──────── PROVIDED RECORDS ────────

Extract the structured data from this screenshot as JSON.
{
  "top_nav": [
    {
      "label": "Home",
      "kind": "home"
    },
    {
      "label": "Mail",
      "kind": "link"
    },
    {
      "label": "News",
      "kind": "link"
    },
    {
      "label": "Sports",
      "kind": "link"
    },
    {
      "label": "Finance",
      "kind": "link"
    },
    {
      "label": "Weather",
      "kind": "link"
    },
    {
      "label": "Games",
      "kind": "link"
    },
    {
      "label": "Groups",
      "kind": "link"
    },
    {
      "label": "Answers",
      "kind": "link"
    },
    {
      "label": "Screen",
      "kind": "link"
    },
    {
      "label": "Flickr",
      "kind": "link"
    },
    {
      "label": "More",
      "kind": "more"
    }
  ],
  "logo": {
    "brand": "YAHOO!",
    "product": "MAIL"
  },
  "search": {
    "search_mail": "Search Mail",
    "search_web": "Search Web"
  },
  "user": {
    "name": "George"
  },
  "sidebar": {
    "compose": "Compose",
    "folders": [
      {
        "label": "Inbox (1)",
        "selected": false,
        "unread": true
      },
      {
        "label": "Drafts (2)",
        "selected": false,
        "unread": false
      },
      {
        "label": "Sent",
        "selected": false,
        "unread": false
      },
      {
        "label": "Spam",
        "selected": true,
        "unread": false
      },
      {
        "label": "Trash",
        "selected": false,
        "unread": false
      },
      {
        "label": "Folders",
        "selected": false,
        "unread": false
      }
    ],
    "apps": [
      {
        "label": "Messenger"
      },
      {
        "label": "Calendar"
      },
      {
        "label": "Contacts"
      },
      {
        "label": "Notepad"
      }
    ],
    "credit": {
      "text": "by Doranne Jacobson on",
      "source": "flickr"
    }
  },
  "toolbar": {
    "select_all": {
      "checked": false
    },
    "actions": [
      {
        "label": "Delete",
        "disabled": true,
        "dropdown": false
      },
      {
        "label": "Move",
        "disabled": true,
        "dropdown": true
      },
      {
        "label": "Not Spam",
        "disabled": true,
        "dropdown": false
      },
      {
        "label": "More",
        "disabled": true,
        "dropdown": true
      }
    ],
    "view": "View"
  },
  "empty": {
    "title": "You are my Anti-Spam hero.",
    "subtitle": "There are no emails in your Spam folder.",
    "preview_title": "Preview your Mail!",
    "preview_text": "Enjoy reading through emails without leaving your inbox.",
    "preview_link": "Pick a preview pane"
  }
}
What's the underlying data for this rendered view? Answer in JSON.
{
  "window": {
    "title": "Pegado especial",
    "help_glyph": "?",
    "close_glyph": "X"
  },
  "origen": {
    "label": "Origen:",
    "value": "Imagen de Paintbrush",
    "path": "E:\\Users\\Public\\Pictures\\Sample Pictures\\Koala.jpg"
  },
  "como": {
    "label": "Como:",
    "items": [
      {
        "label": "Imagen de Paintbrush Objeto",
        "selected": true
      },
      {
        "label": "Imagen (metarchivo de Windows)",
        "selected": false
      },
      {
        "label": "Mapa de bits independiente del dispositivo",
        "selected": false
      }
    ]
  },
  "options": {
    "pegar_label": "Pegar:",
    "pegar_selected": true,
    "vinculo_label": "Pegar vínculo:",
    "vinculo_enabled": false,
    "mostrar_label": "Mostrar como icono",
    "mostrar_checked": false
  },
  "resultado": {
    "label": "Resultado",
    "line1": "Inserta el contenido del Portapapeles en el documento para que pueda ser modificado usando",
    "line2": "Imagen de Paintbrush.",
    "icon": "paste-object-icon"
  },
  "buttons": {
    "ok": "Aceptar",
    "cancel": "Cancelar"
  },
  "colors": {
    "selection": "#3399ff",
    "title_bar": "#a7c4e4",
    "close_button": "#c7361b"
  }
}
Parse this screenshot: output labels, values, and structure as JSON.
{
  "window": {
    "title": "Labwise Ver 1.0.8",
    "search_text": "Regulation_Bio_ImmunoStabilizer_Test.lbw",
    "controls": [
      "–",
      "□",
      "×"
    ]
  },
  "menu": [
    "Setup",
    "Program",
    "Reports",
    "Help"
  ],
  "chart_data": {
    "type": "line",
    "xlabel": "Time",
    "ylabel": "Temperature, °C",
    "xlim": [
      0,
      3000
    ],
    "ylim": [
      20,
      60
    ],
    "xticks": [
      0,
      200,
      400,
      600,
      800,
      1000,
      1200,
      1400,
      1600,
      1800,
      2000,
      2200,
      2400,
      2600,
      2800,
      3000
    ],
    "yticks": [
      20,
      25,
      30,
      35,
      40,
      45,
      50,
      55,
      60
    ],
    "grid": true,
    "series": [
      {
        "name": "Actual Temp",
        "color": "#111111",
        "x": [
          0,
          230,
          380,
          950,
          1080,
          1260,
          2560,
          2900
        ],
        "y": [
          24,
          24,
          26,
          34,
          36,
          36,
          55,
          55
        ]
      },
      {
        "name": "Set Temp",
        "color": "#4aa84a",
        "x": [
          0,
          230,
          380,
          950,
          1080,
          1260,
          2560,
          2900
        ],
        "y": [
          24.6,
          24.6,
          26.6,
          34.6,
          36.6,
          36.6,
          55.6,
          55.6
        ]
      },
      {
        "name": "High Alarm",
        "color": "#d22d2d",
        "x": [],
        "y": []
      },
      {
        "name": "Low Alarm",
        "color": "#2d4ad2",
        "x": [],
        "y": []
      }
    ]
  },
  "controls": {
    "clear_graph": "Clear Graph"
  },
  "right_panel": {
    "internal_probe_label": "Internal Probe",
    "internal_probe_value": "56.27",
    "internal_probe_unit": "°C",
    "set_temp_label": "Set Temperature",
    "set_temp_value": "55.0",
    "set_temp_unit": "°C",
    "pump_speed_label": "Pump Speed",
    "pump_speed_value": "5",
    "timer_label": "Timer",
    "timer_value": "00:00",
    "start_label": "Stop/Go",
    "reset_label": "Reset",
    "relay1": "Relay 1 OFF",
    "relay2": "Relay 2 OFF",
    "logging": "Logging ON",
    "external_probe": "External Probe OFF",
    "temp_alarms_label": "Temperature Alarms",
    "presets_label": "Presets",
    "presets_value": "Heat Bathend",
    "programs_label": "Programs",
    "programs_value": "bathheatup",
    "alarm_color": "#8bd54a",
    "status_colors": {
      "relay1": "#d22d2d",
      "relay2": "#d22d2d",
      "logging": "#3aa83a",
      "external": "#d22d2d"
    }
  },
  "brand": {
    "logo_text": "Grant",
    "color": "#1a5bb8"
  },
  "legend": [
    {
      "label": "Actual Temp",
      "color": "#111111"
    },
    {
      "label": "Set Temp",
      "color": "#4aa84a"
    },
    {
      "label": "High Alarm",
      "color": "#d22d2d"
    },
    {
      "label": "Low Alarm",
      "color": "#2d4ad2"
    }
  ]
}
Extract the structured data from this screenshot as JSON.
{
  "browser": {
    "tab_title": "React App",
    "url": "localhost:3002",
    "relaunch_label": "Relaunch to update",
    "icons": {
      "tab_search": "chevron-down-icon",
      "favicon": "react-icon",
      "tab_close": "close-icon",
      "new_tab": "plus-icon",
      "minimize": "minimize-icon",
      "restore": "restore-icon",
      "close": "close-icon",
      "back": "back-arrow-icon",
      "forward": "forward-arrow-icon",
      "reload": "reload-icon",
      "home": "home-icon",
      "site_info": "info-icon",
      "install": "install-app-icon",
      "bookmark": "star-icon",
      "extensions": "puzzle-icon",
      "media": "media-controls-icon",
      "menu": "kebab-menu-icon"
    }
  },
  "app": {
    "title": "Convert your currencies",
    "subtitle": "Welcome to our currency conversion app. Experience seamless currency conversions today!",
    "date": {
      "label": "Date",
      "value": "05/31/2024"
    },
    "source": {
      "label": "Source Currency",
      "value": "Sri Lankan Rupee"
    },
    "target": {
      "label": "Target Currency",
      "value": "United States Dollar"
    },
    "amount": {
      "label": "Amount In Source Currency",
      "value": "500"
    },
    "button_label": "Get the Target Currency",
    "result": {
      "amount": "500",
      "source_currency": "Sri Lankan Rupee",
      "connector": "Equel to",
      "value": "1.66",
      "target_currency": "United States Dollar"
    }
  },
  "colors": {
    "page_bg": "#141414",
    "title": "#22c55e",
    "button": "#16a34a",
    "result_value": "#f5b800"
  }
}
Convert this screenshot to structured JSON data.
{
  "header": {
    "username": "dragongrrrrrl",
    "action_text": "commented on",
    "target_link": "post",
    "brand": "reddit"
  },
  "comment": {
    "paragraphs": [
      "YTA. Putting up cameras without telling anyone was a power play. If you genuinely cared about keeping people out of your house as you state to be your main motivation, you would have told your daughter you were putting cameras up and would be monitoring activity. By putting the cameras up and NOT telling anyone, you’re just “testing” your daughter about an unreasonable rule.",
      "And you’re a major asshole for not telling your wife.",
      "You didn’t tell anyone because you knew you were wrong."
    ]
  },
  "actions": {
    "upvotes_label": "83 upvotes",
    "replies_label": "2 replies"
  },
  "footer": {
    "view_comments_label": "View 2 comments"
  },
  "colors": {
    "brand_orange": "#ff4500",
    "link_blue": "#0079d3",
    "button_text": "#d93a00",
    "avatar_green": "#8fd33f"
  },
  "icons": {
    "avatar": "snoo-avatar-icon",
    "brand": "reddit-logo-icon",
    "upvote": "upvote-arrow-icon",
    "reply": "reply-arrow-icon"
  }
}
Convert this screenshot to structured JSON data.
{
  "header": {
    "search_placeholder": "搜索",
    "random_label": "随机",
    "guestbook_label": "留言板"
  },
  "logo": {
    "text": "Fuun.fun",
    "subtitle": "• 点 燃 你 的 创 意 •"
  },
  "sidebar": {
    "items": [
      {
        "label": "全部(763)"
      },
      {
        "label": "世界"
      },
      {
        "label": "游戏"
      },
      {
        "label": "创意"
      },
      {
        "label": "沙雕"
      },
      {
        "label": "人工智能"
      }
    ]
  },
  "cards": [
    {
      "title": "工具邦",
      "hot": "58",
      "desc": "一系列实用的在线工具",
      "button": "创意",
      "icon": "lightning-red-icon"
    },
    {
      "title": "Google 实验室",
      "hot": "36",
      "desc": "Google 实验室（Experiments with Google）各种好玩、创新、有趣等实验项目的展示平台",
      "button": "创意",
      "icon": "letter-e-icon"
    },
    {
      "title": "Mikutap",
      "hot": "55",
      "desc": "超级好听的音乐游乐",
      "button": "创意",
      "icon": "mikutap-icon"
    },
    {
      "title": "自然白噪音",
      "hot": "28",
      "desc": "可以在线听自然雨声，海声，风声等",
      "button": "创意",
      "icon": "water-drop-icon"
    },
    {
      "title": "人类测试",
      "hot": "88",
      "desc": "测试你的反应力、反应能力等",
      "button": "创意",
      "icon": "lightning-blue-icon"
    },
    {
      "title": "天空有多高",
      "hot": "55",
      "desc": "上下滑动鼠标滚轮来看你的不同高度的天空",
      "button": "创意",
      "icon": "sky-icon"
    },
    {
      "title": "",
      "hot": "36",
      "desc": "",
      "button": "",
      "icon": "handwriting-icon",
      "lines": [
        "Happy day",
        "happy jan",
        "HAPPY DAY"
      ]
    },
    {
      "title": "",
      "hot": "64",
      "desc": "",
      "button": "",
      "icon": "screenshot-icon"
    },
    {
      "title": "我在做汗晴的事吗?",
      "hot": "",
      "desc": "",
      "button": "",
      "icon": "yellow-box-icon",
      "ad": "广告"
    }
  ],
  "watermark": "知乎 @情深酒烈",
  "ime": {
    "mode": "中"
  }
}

────────

• **GIVEN PROBLEM**:
Copy each line of the listing that holds the word "telling".

• **EXPECTED ANSWER**:
      "YTA. Putting up cameras without telling anyone was a power play. If you genuinely cared about keeping people out of your house as you state to be your main motivation, you would have told your daughter you were putting cameras up and would be monitoring activity. By putting the cameras up and NOT telling anyone, you’re just “testing” your daughter about an unreasonable rule.",
      "And you’re a major asshole for not telling your wife.",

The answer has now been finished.